Reproduce each line that includes the word "name".

* Task inputs
● ● ● ● ● ● ●

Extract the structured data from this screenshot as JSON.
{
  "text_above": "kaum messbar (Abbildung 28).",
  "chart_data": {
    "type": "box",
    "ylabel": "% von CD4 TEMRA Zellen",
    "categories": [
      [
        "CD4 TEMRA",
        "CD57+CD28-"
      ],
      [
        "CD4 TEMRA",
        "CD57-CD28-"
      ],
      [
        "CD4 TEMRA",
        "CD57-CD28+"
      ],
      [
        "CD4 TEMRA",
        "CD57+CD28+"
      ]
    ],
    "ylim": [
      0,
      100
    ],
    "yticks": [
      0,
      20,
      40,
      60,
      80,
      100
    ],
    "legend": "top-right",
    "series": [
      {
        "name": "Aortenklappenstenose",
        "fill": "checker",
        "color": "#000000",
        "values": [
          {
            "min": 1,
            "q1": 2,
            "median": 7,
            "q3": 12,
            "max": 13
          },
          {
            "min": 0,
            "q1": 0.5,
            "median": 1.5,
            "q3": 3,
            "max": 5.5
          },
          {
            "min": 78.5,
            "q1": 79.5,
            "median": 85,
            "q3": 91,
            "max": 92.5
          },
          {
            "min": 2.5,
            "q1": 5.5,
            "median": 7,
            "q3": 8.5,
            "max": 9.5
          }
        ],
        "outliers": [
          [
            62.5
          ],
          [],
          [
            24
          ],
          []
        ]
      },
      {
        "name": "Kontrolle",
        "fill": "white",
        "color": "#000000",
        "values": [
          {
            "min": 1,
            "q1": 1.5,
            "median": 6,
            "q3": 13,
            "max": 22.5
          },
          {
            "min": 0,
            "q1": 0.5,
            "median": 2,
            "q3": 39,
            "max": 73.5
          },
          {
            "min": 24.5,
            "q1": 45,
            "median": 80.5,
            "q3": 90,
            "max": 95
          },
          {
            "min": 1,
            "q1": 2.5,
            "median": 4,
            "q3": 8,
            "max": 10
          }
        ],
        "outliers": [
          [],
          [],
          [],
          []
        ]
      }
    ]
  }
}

● ● ● ● ● ● ●

* Result below
        "name": "Aortenklappenstenose",
        "name": "Kontrolle",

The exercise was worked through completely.